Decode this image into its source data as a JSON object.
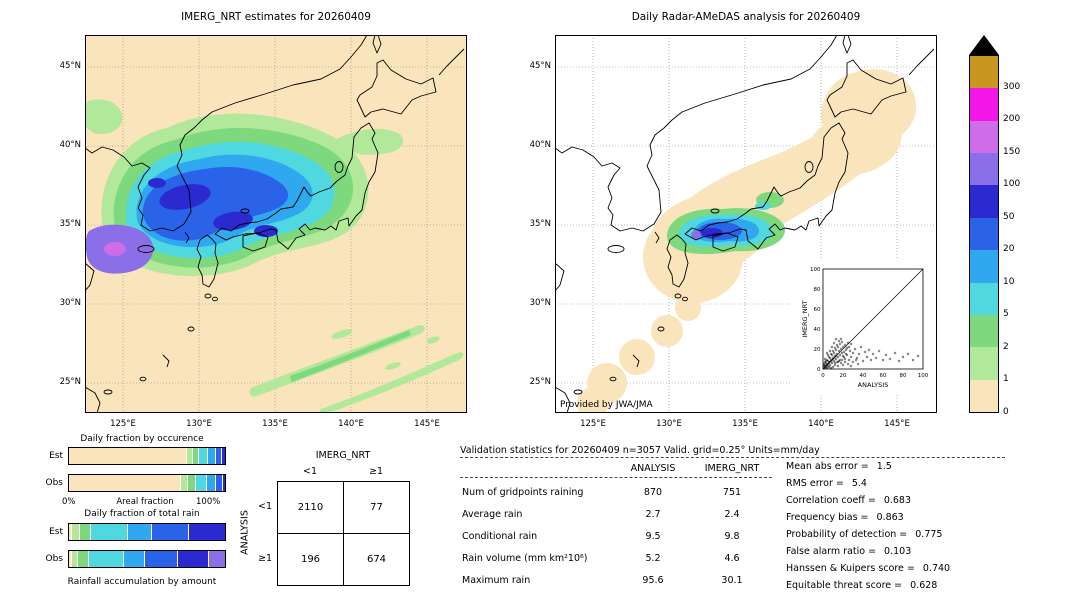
{
  "colorbar": {
    "tick_labels": [
      "300",
      "200",
      "150",
      "100",
      "50",
      "20",
      "10",
      "5",
      "2",
      "1",
      "0"
    ],
    "cell_colors_top_to_bottom": [
      "#c8961e",
      "#f316e8",
      "#cf6ce8",
      "#8a6fe8",
      "#2a2ad0",
      "#2a62e8",
      "#2fa8f0",
      "#4fd8e0",
      "#7ed87e",
      "#b2e89a",
      "#f9e4bb"
    ],
    "overflow_color": "#000000"
  },
  "chart_data": [
    {
      "id": "imerg_map",
      "type": "heatmap",
      "title": "IMERG_NRT estimates for 20260409",
      "x_ticks": [
        "125°E",
        "130°E",
        "135°E",
        "140°E",
        "145°E"
      ],
      "y_ticks": [
        "45°N",
        "40°N",
        "35°N",
        "30°N",
        "25°N"
      ]
    },
    {
      "id": "radar_amedas_map",
      "type": "heatmap",
      "title": "Daily Radar-AMeDAS analysis for 20260409",
      "credit": "Provided by JWA/JMA",
      "x_ticks": [
        "125°E",
        "130°E",
        "135°E",
        "140°E",
        "145°E"
      ],
      "y_ticks": [
        "45°N",
        "40°N",
        "35°N",
        "30°N",
        "25°N"
      ]
    },
    {
      "id": "inset_scatter",
      "type": "scatter",
      "xlabel": "ANALYSIS",
      "ylabel": "IMERG_NRT",
      "xlim": [
        0,
        100
      ],
      "ylim": [
        0,
        100
      ],
      "ticks": [
        0,
        20,
        40,
        60,
        80,
        100
      ],
      "points": [
        [
          2,
          1
        ],
        [
          3,
          2
        ],
        [
          1,
          3
        ],
        [
          4,
          5
        ],
        [
          5,
          3
        ],
        [
          6,
          7
        ],
        [
          7,
          4
        ],
        [
          8,
          9
        ],
        [
          9,
          6
        ],
        [
          10,
          11
        ],
        [
          11,
          8
        ],
        [
          12,
          13
        ],
        [
          13,
          10
        ],
        [
          14,
          15
        ],
        [
          15,
          12
        ],
        [
          16,
          18
        ],
        [
          17,
          14
        ],
        [
          18,
          20
        ],
        [
          19,
          16
        ],
        [
          20,
          22
        ],
        [
          21,
          17
        ],
        [
          22,
          24
        ],
        [
          23,
          19
        ],
        [
          24,
          21
        ],
        [
          25,
          26
        ],
        [
          26,
          22
        ],
        [
          27,
          18
        ],
        [
          28,
          25
        ],
        [
          5,
          8
        ],
        [
          7,
          11
        ],
        [
          9,
          14
        ],
        [
          11,
          16
        ],
        [
          13,
          19
        ],
        [
          15,
          22
        ],
        [
          17,
          25
        ],
        [
          19,
          27
        ],
        [
          3,
          6
        ],
        [
          4,
          9
        ],
        [
          6,
          12
        ],
        [
          8,
          15
        ],
        [
          10,
          18
        ],
        [
          12,
          21
        ],
        [
          2,
          4
        ],
        [
          3,
          8
        ],
        [
          14,
          24
        ],
        [
          16,
          28
        ],
        [
          18,
          30
        ],
        [
          20,
          13
        ],
        [
          22,
          10
        ],
        [
          24,
          14
        ],
        [
          26,
          9
        ],
        [
          28,
          12
        ],
        [
          30,
          16
        ],
        [
          32,
          20
        ],
        [
          34,
          11
        ],
        [
          36,
          15
        ],
        [
          38,
          22
        ],
        [
          40,
          8
        ],
        [
          42,
          17
        ],
        [
          44,
          12
        ],
        [
          46,
          19
        ],
        [
          48,
          9
        ],
        [
          50,
          15
        ],
        [
          53,
          11
        ],
        [
          56,
          18
        ],
        [
          60,
          9
        ],
        [
          63,
          14
        ],
        [
          67,
          10
        ],
        [
          72,
          16
        ],
        [
          76,
          8
        ],
        [
          80,
          12
        ],
        [
          85,
          15
        ],
        [
          90,
          9
        ],
        [
          95,
          13
        ],
        [
          25,
          5
        ],
        [
          30,
          7
        ],
        [
          35,
          5
        ],
        [
          15,
          3
        ],
        [
          20,
          4
        ],
        [
          10,
          2
        ],
        [
          8,
          1
        ],
        [
          12,
          4
        ],
        [
          18,
          6
        ],
        [
          22,
          7
        ],
        [
          28,
          3
        ],
        [
          33,
          9
        ],
        [
          6,
          2
        ],
        [
          4,
          1
        ],
        [
          2,
          7
        ],
        [
          1,
          5
        ],
        [
          5,
          14
        ],
        [
          7,
          18
        ],
        [
          9,
          22
        ],
        [
          11,
          26
        ],
        [
          13,
          30
        ],
        [
          2,
          10
        ],
        [
          4,
          16
        ],
        [
          1,
          1
        ],
        [
          3,
          3
        ],
        [
          5,
          5
        ],
        [
          7,
          7
        ],
        [
          9,
          9
        ],
        [
          11,
          11
        ],
        [
          13,
          13
        ],
        [
          2,
          2
        ],
        [
          4,
          4
        ],
        [
          6,
          6
        ],
        [
          8,
          8
        ],
        [
          10,
          10
        ],
        [
          16,
          8
        ],
        [
          14,
          7
        ],
        [
          12,
          6
        ],
        [
          19,
          9
        ],
        [
          21,
          12
        ],
        [
          23,
          15
        ],
        [
          17,
          9
        ],
        [
          15,
          7
        ]
      ]
    },
    {
      "id": "occurrence_fraction",
      "type": "bar",
      "title": "Daily fraction by occurence",
      "x_left": "0%",
      "x_label": "Areal fraction",
      "x_right": "100%",
      "rows": [
        {
          "label": "Est",
          "segments": [
            [
              "#f9e4bb",
              75.4
            ],
            [
              "#b2e89a",
              4.0
            ],
            [
              "#7ed87e",
              4.0
            ],
            [
              "#4fd8e0",
              6.0
            ],
            [
              "#2fa8f0",
              5.0
            ],
            [
              "#2a62e8",
              4.0
            ],
            [
              "#2a2ad0",
              1.6
            ]
          ]
        },
        {
          "label": "Obs",
          "segments": [
            [
              "#f9e4bb",
              71.5
            ],
            [
              "#b2e89a",
              5.0
            ],
            [
              "#7ed87e",
              5.0
            ],
            [
              "#4fd8e0",
              7.0
            ],
            [
              "#2fa8f0",
              6.0
            ],
            [
              "#2a62e8",
              4.5
            ],
            [
              "#2a2ad0",
              1.0
            ]
          ]
        }
      ]
    },
    {
      "id": "total_rain_fraction",
      "type": "bar",
      "title": "Daily fraction of total rain",
      "caption": "Rainfall accumulation by amount",
      "rows": [
        {
          "label": "Est",
          "segments": [
            [
              "#f9e4bb",
              2
            ],
            [
              "#b2e89a",
              5
            ],
            [
              "#7ed87e",
              7
            ],
            [
              "#4fd8e0",
              24
            ],
            [
              "#2fa8f0",
              15
            ],
            [
              "#2a62e8",
              24
            ],
            [
              "#2a2ad0",
              23
            ]
          ]
        },
        {
          "label": "Obs",
          "segments": [
            [
              "#f9e4bb",
              2
            ],
            [
              "#b2e89a",
              4
            ],
            [
              "#7ed87e",
              7
            ],
            [
              "#4fd8e0",
              22
            ],
            [
              "#2fa8f0",
              14
            ],
            [
              "#2a62e8",
              21
            ],
            [
              "#2a2ad0",
              20
            ],
            [
              "#8a6fe8",
              10
            ]
          ]
        }
      ]
    },
    {
      "id": "contingency_table",
      "type": "table",
      "col_group": "IMERG_NRT",
      "row_group": "ANALYSIS",
      "col_labels": [
        "<1",
        "≥1"
      ],
      "row_labels": [
        "<1",
        "≥1"
      ],
      "values": [
        [
          2110,
          77
        ],
        [
          196,
          674
        ]
      ]
    },
    {
      "id": "validation_table",
      "type": "table",
      "title": "Validation statistics for 20260409  n=3057 Valid. grid=0.25° Units=mm/day",
      "columns": [
        "ANALYSIS",
        "IMERG_NRT"
      ],
      "rows": [
        {
          "label": "Num of gridpoints raining",
          "analysis": "870",
          "imerg": "751"
        },
        {
          "label": "Average rain",
          "analysis": "2.7",
          "imerg": "2.4"
        },
        {
          "label": "Conditional rain",
          "analysis": "9.5",
          "imerg": "9.8"
        },
        {
          "label": "Rain volume (mm km²10⁶)",
          "analysis": "5.2",
          "imerg": "4.6"
        },
        {
          "label": "Maximum rain",
          "analysis": "95.6",
          "imerg": "30.1"
        }
      ]
    },
    {
      "id": "scores",
      "type": "table",
      "rows": [
        {
          "label": "Mean abs error =",
          "value": "1.5"
        },
        {
          "label": "RMS error =",
          "value": "5.4"
        },
        {
          "label": "Correlation coeff =",
          "value": "0.683"
        },
        {
          "label": "Frequency bias =",
          "value": "0.863"
        },
        {
          "label": "Probability of detection =",
          "value": "0.775"
        },
        {
          "label": "False alarm ratio =",
          "value": "0.103"
        },
        {
          "label": "Hanssen & Kuipers score =",
          "value": "0.740"
        },
        {
          "label": "Equitable threat score =",
          "value": "0.628"
        }
      ]
    }
  ]
}
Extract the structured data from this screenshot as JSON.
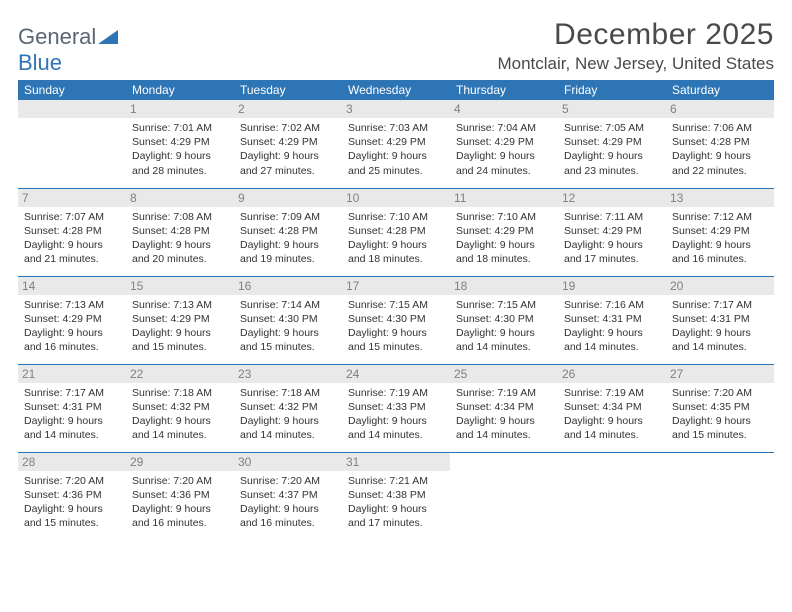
{
  "logo": {
    "text_general": "General",
    "text_blue": "Blue"
  },
  "title": "December 2025",
  "location": "Montclair, New Jersey, United States",
  "theme": {
    "header_bg": "#2e75b6",
    "header_fg": "#ffffff",
    "daynum_bg": "#e9e9e9",
    "daynum_fg": "#808080",
    "border_color": "#2e75b6",
    "text_color": "#333333",
    "title_color": "#4a4a4a"
  },
  "days_of_week": [
    "Sunday",
    "Monday",
    "Tuesday",
    "Wednesday",
    "Thursday",
    "Friday",
    "Saturday"
  ],
  "weeks": [
    [
      {
        "day": "",
        "sunrise": "",
        "sunset": "",
        "daylight": ""
      },
      {
        "day": "1",
        "sunrise": "Sunrise: 7:01 AM",
        "sunset": "Sunset: 4:29 PM",
        "daylight": "Daylight: 9 hours and 28 minutes."
      },
      {
        "day": "2",
        "sunrise": "Sunrise: 7:02 AM",
        "sunset": "Sunset: 4:29 PM",
        "daylight": "Daylight: 9 hours and 27 minutes."
      },
      {
        "day": "3",
        "sunrise": "Sunrise: 7:03 AM",
        "sunset": "Sunset: 4:29 PM",
        "daylight": "Daylight: 9 hours and 25 minutes."
      },
      {
        "day": "4",
        "sunrise": "Sunrise: 7:04 AM",
        "sunset": "Sunset: 4:29 PM",
        "daylight": "Daylight: 9 hours and 24 minutes."
      },
      {
        "day": "5",
        "sunrise": "Sunrise: 7:05 AM",
        "sunset": "Sunset: 4:29 PM",
        "daylight": "Daylight: 9 hours and 23 minutes."
      },
      {
        "day": "6",
        "sunrise": "Sunrise: 7:06 AM",
        "sunset": "Sunset: 4:28 PM",
        "daylight": "Daylight: 9 hours and 22 minutes."
      }
    ],
    [
      {
        "day": "7",
        "sunrise": "Sunrise: 7:07 AM",
        "sunset": "Sunset: 4:28 PM",
        "daylight": "Daylight: 9 hours and 21 minutes."
      },
      {
        "day": "8",
        "sunrise": "Sunrise: 7:08 AM",
        "sunset": "Sunset: 4:28 PM",
        "daylight": "Daylight: 9 hours and 20 minutes."
      },
      {
        "day": "9",
        "sunrise": "Sunrise: 7:09 AM",
        "sunset": "Sunset: 4:28 PM",
        "daylight": "Daylight: 9 hours and 19 minutes."
      },
      {
        "day": "10",
        "sunrise": "Sunrise: 7:10 AM",
        "sunset": "Sunset: 4:28 PM",
        "daylight": "Daylight: 9 hours and 18 minutes."
      },
      {
        "day": "11",
        "sunrise": "Sunrise: 7:10 AM",
        "sunset": "Sunset: 4:29 PM",
        "daylight": "Daylight: 9 hours and 18 minutes."
      },
      {
        "day": "12",
        "sunrise": "Sunrise: 7:11 AM",
        "sunset": "Sunset: 4:29 PM",
        "daylight": "Daylight: 9 hours and 17 minutes."
      },
      {
        "day": "13",
        "sunrise": "Sunrise: 7:12 AM",
        "sunset": "Sunset: 4:29 PM",
        "daylight": "Daylight: 9 hours and 16 minutes."
      }
    ],
    [
      {
        "day": "14",
        "sunrise": "Sunrise: 7:13 AM",
        "sunset": "Sunset: 4:29 PM",
        "daylight": "Daylight: 9 hours and 16 minutes."
      },
      {
        "day": "15",
        "sunrise": "Sunrise: 7:13 AM",
        "sunset": "Sunset: 4:29 PM",
        "daylight": "Daylight: 9 hours and 15 minutes."
      },
      {
        "day": "16",
        "sunrise": "Sunrise: 7:14 AM",
        "sunset": "Sunset: 4:30 PM",
        "daylight": "Daylight: 9 hours and 15 minutes."
      },
      {
        "day": "17",
        "sunrise": "Sunrise: 7:15 AM",
        "sunset": "Sunset: 4:30 PM",
        "daylight": "Daylight: 9 hours and 15 minutes."
      },
      {
        "day": "18",
        "sunrise": "Sunrise: 7:15 AM",
        "sunset": "Sunset: 4:30 PM",
        "daylight": "Daylight: 9 hours and 14 minutes."
      },
      {
        "day": "19",
        "sunrise": "Sunrise: 7:16 AM",
        "sunset": "Sunset: 4:31 PM",
        "daylight": "Daylight: 9 hours and 14 minutes."
      },
      {
        "day": "20",
        "sunrise": "Sunrise: 7:17 AM",
        "sunset": "Sunset: 4:31 PM",
        "daylight": "Daylight: 9 hours and 14 minutes."
      }
    ],
    [
      {
        "day": "21",
        "sunrise": "Sunrise: 7:17 AM",
        "sunset": "Sunset: 4:31 PM",
        "daylight": "Daylight: 9 hours and 14 minutes."
      },
      {
        "day": "22",
        "sunrise": "Sunrise: 7:18 AM",
        "sunset": "Sunset: 4:32 PM",
        "daylight": "Daylight: 9 hours and 14 minutes."
      },
      {
        "day": "23",
        "sunrise": "Sunrise: 7:18 AM",
        "sunset": "Sunset: 4:32 PM",
        "daylight": "Daylight: 9 hours and 14 minutes."
      },
      {
        "day": "24",
        "sunrise": "Sunrise: 7:19 AM",
        "sunset": "Sunset: 4:33 PM",
        "daylight": "Daylight: 9 hours and 14 minutes."
      },
      {
        "day": "25",
        "sunrise": "Sunrise: 7:19 AM",
        "sunset": "Sunset: 4:34 PM",
        "daylight": "Daylight: 9 hours and 14 minutes."
      },
      {
        "day": "26",
        "sunrise": "Sunrise: 7:19 AM",
        "sunset": "Sunset: 4:34 PM",
        "daylight": "Daylight: 9 hours and 14 minutes."
      },
      {
        "day": "27",
        "sunrise": "Sunrise: 7:20 AM",
        "sunset": "Sunset: 4:35 PM",
        "daylight": "Daylight: 9 hours and 15 minutes."
      }
    ],
    [
      {
        "day": "28",
        "sunrise": "Sunrise: 7:20 AM",
        "sunset": "Sunset: 4:36 PM",
        "daylight": "Daylight: 9 hours and 15 minutes."
      },
      {
        "day": "29",
        "sunrise": "Sunrise: 7:20 AM",
        "sunset": "Sunset: 4:36 PM",
        "daylight": "Daylight: 9 hours and 16 minutes."
      },
      {
        "day": "30",
        "sunrise": "Sunrise: 7:20 AM",
        "sunset": "Sunset: 4:37 PM",
        "daylight": "Daylight: 9 hours and 16 minutes."
      },
      {
        "day": "31",
        "sunrise": "Sunrise: 7:21 AM",
        "sunset": "Sunset: 4:38 PM",
        "daylight": "Daylight: 9 hours and 17 minutes."
      },
      {
        "day": "",
        "sunrise": "",
        "sunset": "",
        "daylight": ""
      },
      {
        "day": "",
        "sunrise": "",
        "sunset": "",
        "daylight": ""
      },
      {
        "day": "",
        "sunrise": "",
        "sunset": "",
        "daylight": ""
      }
    ]
  ]
}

## TASK DESCRIPTION
Copy all the lines above that hold the string "this".

## THE SOLUTION
Decode this image into its source data as a JSON object.
Extract the structured data from this screenshot as JSON.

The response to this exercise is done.